* **Task prompt**
Look through the data and write out every line with the word "screenshot" in it.

*** Material

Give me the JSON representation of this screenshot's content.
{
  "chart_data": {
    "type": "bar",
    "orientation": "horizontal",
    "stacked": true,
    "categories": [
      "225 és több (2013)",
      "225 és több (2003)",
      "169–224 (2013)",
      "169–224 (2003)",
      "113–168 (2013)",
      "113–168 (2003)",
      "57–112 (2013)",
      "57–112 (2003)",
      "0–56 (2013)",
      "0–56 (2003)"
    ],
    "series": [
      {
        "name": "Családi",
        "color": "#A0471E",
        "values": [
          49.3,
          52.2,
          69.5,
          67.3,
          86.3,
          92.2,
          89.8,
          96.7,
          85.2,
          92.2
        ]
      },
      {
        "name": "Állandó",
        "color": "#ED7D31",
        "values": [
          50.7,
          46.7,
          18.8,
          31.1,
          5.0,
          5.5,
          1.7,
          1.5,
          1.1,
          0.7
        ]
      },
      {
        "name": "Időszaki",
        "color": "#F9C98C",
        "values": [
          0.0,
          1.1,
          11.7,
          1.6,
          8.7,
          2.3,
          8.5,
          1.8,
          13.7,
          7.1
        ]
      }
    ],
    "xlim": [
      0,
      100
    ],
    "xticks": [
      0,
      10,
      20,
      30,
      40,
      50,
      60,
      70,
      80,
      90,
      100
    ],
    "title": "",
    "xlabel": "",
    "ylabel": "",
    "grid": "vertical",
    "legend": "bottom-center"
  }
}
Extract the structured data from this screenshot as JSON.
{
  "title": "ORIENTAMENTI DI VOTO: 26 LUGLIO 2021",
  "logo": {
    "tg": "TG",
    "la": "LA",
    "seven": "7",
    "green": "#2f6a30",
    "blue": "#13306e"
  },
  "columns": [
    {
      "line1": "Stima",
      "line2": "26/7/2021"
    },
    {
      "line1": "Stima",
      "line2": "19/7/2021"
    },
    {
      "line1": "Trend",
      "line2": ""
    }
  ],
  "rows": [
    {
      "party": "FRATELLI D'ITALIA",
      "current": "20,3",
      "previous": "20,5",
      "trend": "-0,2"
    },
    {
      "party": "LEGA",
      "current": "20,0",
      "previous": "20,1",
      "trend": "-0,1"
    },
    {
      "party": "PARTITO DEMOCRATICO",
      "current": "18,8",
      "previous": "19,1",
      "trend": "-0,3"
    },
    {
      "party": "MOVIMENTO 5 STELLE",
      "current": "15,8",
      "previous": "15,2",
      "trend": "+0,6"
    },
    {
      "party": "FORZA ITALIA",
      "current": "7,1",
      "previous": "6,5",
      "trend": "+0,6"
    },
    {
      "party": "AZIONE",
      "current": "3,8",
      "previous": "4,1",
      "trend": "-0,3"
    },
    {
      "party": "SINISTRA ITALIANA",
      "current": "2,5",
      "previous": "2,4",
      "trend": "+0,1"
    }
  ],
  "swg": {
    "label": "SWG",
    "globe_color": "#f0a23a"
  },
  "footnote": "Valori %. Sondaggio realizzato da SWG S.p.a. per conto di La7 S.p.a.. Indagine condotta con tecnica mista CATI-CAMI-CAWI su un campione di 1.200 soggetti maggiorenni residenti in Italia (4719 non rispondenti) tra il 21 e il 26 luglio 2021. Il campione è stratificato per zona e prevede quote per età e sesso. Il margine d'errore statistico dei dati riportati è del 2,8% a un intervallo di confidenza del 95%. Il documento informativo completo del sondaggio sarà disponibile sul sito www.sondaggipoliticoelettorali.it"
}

******

* **Answer below**
Give me the JSON representation of this screenshot's content.
Extract the structured data from this screenshot as JSON.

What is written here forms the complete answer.